- **To do**: Write out each record below exactly as it appears, with no pictures.

- **Supplied data**:
┄┄┄┄┄┄

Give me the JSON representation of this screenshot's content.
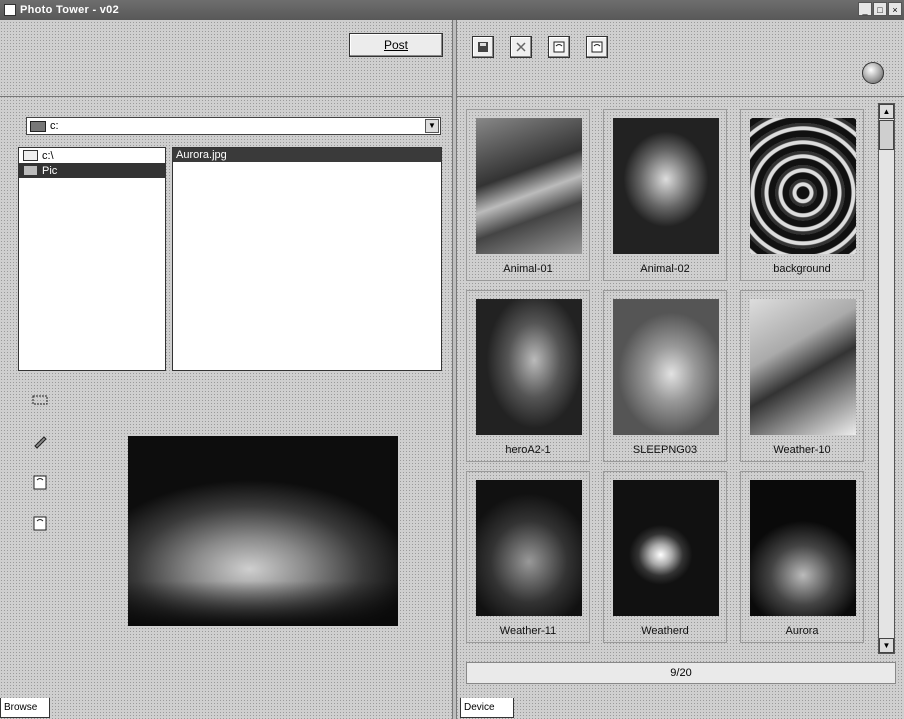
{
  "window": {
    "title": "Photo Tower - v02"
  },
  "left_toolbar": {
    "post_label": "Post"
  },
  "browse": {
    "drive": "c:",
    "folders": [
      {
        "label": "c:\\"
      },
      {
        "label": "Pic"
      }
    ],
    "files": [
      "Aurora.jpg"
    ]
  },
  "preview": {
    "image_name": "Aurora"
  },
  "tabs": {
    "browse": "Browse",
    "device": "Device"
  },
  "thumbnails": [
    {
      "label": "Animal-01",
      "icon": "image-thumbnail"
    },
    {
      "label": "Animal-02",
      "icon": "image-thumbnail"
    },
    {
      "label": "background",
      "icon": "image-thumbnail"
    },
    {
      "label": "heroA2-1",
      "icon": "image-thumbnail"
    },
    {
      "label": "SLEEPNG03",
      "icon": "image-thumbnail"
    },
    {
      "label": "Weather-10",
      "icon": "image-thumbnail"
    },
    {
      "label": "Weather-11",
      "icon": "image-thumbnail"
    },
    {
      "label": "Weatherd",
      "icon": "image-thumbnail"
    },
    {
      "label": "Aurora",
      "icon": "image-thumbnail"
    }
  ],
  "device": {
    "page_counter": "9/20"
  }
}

┄┄┄┄┄┄

- **Finished exercise**:
Give me the JSON representation of this screenshot's content.
{
  "window": {
    "title": "Photo Tower - v02"
  },
  "left_toolbar": {
    "post_label": "Post"
  },
  "browse": {
    "drive": "c:",
    "folders": [
      {
        "label": "c:\\"
      },
      {
        "label": "Pic"
      }
    ],
    "files": [
      "Aurora.jpg"
    ]
  },
  "preview": {
    "image_name": "Aurora"
  },
  "tabs": {
    "browse": "Browse",
    "device": "Device"
  },
  "thumbnails": [
    {
      "label": "Animal-01",
      "icon": "image-thumbnail"
    },
    {
      "label": "Animal-02",
      "icon": "image-thumbnail"
    },
    {
      "label": "background",
      "icon": "image-thumbnail"
    },
    {
      "label": "heroA2-1",
      "icon": "image-thumbnail"
    },
    {
      "label": "SLEEPNG03",
      "icon": "image-thumbnail"
    },
    {
      "label": "Weather-10",
      "icon": "image-thumbnail"
    },
    {
      "label": "Weather-11",
      "icon": "image-thumbnail"
    },
    {
      "label": "Weatherd",
      "icon": "image-thumbnail"
    },
    {
      "label": "Aurora",
      "icon": "image-thumbnail"
    }
  ],
  "device": {
    "page_counter": "9/20"
  }
}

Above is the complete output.